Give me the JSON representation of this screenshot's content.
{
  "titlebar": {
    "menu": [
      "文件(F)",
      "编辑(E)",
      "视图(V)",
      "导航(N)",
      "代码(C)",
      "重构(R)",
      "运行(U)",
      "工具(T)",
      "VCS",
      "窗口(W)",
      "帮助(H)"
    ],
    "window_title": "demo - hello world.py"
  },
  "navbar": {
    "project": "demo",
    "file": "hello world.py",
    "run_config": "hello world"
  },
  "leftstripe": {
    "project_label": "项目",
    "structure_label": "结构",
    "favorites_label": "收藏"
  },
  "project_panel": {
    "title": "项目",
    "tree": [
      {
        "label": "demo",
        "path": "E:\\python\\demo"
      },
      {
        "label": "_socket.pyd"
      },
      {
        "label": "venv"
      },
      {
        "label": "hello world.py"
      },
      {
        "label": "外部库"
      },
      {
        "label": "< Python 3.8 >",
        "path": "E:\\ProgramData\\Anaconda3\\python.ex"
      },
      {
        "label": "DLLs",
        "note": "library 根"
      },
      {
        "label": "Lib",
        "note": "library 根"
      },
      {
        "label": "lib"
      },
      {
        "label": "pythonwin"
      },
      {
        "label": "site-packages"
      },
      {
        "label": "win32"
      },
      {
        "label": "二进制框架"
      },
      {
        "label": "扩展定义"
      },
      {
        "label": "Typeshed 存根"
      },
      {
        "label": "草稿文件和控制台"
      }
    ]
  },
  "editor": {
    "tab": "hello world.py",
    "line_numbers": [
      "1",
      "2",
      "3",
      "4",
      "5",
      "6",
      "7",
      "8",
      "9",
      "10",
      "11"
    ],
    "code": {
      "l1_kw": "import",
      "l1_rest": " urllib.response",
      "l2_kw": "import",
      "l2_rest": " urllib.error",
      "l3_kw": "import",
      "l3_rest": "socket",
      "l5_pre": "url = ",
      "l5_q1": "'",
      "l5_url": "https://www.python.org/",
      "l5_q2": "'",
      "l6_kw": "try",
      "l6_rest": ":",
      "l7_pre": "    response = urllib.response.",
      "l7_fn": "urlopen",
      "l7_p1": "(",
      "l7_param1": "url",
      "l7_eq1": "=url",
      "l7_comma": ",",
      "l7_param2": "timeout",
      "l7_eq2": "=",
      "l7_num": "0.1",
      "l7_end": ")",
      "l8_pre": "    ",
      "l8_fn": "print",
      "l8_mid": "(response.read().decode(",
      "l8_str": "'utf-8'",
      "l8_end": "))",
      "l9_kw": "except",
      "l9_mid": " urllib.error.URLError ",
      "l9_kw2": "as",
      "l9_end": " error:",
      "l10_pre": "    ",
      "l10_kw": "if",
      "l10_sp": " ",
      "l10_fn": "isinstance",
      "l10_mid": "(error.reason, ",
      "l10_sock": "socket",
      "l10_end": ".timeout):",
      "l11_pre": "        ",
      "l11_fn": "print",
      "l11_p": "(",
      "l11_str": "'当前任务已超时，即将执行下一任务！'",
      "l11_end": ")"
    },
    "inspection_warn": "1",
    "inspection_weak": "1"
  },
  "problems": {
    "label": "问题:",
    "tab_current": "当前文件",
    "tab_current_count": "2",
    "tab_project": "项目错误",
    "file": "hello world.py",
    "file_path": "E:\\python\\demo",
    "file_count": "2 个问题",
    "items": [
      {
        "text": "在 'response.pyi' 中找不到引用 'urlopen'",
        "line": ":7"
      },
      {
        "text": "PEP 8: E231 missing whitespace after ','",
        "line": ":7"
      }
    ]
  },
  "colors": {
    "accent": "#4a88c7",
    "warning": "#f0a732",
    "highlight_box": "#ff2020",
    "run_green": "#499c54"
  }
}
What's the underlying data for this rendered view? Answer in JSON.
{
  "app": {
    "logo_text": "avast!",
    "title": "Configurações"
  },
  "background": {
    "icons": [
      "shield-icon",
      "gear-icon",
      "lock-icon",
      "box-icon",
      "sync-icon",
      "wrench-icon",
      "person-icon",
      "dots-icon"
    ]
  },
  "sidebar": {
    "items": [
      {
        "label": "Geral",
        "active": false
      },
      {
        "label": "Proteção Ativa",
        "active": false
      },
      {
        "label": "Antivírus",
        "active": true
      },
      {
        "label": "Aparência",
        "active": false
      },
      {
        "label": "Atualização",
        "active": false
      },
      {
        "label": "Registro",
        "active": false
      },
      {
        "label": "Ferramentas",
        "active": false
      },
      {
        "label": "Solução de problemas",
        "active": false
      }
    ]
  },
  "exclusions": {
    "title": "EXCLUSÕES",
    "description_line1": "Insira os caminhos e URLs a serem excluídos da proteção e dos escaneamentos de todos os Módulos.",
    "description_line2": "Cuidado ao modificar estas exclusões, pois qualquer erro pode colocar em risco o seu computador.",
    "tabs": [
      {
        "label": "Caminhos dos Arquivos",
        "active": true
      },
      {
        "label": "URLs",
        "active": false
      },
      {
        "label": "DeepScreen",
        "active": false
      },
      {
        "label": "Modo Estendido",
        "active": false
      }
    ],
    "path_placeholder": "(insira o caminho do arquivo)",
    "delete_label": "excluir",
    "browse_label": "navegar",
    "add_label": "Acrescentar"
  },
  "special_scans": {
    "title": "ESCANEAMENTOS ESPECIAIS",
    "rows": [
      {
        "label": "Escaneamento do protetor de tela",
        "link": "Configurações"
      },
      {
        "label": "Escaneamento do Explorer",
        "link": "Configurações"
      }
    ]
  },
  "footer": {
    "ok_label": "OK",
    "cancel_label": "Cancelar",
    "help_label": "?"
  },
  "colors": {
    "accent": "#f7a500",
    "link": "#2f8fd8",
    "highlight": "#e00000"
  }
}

# Exercise:
Extract all of the data exactly as written.

# Response:
Give me the JSON representation of this screenshot's content.
{
  "titlebar": {
    "menu": [
      "文件(F)",
      "编辑(E)",
      "视图(V)",
      "导航(N)",
      "代码(C)",
      "重构(R)",
      "运行(U)",
      "工具(T)",
      "VCS",
      "窗口(W)",
      "帮助(H)"
    ],
    "window_title": "demo - hello world.py"
  },
  "navbar": {
    "project": "demo",
    "file": "hello world.py",
    "run_config": "hello world"
  },
  "leftstripe": {
    "project_label": "项目",
    "structure_label": "结构",
    "favorites_label": "收藏"
  },
  "project_panel": {
    "title": "项目",
    "tree": [
      {
        "label": "demo",
        "path": "E:\\python\\demo"
      },
      {
        "label": "_socket.pyd"
      },
      {
        "label": "venv"
      },
      {
        "label": "hello world.py"
      },
      {
        "label": "外部库"
      },
      {
        "label": "< Python 3.8 >",
        "path": "E:\\ProgramData\\Anaconda3\\python.ex"
      },
      {
        "label": "DLLs",
        "note": "library 根"
      },
      {
        "label": "Lib",
        "note": "library 根"
      },
      {
        "label": "lib"
      },
      {
        "label": "pythonwin"
      },
      {
        "label": "site-packages"
      },
      {
        "label": "win32"
      },
      {
        "label": "二进制框架"
      },
      {
        "label": "扩展定义"
      },
      {
        "label": "Typeshed 存根"
      },
      {
        "label": "草稿文件和控制台"
      }
    ]
  },
  "editor": {
    "tab": "hello world.py",
    "line_numbers": [
      "1",
      "2",
      "3",
      "4",
      "5",
      "6",
      "7",
      "8",
      "9",
      "10",
      "11"
    ],
    "code": {
      "l1_kw": "import",
      "l1_rest": " urllib.response",
      "l2_kw": "import",
      "l2_rest": " urllib.error",
      "l3_kw": "import",
      "l3_rest": "socket",
      "l5_pre": "url = ",
      "l5_q1": "'",
      "l5_url": "https://www.python.org/",
      "l5_q2": "'",
      "l6_kw": "try",
      "l6_rest": ":",
      "l7_pre": "    response = urllib.response.",
      "l7_fn": "urlopen",
      "l7_p1": "(",
      "l7_param1": "url",
      "l7_eq1": "=url",
      "l7_comma": ",",
      "l7_param2": "timeout",
      "l7_eq2": "=",
      "l7_num": "0.1",
      "l7_end": ")",
      "l8_pre": "    ",
      "l8_fn": "print",
      "l8_mid": "(response.read().decode(",
      "l8_str": "'utf-8'",
      "l8_end": "))",
      "l9_kw": "except",
      "l9_mid": " urllib.error.URLError ",
      "l9_kw2": "as",
      "l9_end": " error:",
      "l10_pre": "    ",
      "l10_kw": "if",
      "l10_sp": " ",
      "l10_fn": "isinstance",
      "l10_mid": "(error.reason, ",
      "l10_sock": "socket",
      "l10_end": ".timeout):",
      "l11_pre": "        ",
      "l11_fn": "print",
      "l11_p": "(",
      "l11_str": "'当前任务已超时，即将执行下一任务！'",
      "l11_end": ")"
    },
    "inspection_warn": "1",
    "inspection_weak": "1"
  },
  "problems": {
    "label": "问题:",
    "tab_current": "当前文件",
    "tab_current_count": "2",
    "tab_project": "项目错误",
    "file": "hello world.py",
    "file_path": "E:\\python\\demo",
    "file_count": "2 个问题",
    "items": [
      {
        "text": "在 'response.pyi' 中找不到引用 'urlopen'",
        "line": ":7"
      },
      {
        "text": "PEP 8: E231 missing whitespace after ','",
        "line": ":7"
      }
    ]
  },
  "colors": {
    "accent": "#4a88c7",
    "warning": "#f0a732",
    "highlight_box": "#ff2020",
    "run_green": "#499c54"
  }
}
What's the underlying data for this rendered view? Answer in JSON.
{
  "app": {
    "logo_text": "avast!",
    "title": "Configurações"
  },
  "background": {
    "icons": [
      "shield-icon",
      "gear-icon",
      "lock-icon",
      "box-icon",
      "sync-icon",
      "wrench-icon",
      "person-icon",
      "dots-icon"
    ]
  },
  "sidebar": {
    "items": [
      {
        "label": "Geral",
        "active": false
      },
      {
        "label": "Proteção Ativa",
        "active": false
      },
      {
        "label": "Antivírus",
        "active": true
      },
      {
        "label": "Aparência",
        "active": false
      },
      {
        "label": "Atualização",
        "active": false
      },
      {
        "label": "Registro",
        "active": false
      },
      {
        "label": "Ferramentas",
        "active": false
      },
      {
        "label": "Solução de problemas",
        "active": false
      }
    ]
  },
  "exclusions": {
    "title": "EXCLUSÕES",
    "description_line1": "Insira os caminhos e URLs a serem excluídos da proteção e dos escaneamentos de todos os Módulos.",
    "description_line2": "Cuidado ao modificar estas exclusões, pois qualquer erro pode colocar em risco o seu computador.",
    "tabs": [
      {
        "label": "Caminhos dos Arquivos",
        "active": true
      },
      {
        "label": "URLs",
        "active": false
      },
      {
        "label": "DeepScreen",
        "active": false
      },
      {
        "label": "Modo Estendido",
        "active": false
      }
    ],
    "path_placeholder": "(insira o caminho do arquivo)",
    "delete_label": "excluir",
    "browse_label": "navegar",
    "add_label": "Acrescentar"
  },
  "special_scans": {
    "title": "ESCANEAMENTOS ESPECIAIS",
    "rows": [
      {
        "label": "Escaneamento do protetor de tela",
        "link": "Configurações"
      },
      {
        "label": "Escaneamento do Explorer",
        "link": "Configurações"
      }
    ]
  },
  "footer": {
    "ok_label": "OK",
    "cancel_label": "Cancelar",
    "help_label": "?"
  },
  "colors": {
    "accent": "#f7a500",
    "link": "#2f8fd8",
    "highlight": "#e00000"
  }
}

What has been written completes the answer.